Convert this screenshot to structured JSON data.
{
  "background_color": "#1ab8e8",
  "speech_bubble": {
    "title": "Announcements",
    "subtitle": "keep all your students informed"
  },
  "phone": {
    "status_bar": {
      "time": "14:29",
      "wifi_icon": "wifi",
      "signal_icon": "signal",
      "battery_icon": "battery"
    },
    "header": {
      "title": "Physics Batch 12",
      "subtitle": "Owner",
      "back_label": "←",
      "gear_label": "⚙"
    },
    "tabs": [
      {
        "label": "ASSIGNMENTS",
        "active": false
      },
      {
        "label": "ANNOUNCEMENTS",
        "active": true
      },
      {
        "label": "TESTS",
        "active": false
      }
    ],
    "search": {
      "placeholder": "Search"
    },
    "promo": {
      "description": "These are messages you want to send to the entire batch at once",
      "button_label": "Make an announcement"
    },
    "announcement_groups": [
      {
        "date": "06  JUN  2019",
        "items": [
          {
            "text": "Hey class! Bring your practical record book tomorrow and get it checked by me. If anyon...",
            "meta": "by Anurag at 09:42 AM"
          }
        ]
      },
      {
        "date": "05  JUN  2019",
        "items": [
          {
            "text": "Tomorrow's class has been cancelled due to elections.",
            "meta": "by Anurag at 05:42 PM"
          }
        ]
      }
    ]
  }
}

● Goal: Find the string "class" in the entries above and return each line that holds it.

● Solved problem:
            "text": "Hey class! Bring your practical record book tomorrow and get it checked by me. If anyon...",
            "text": "Tomorrow's class has been cancelled due to elections.",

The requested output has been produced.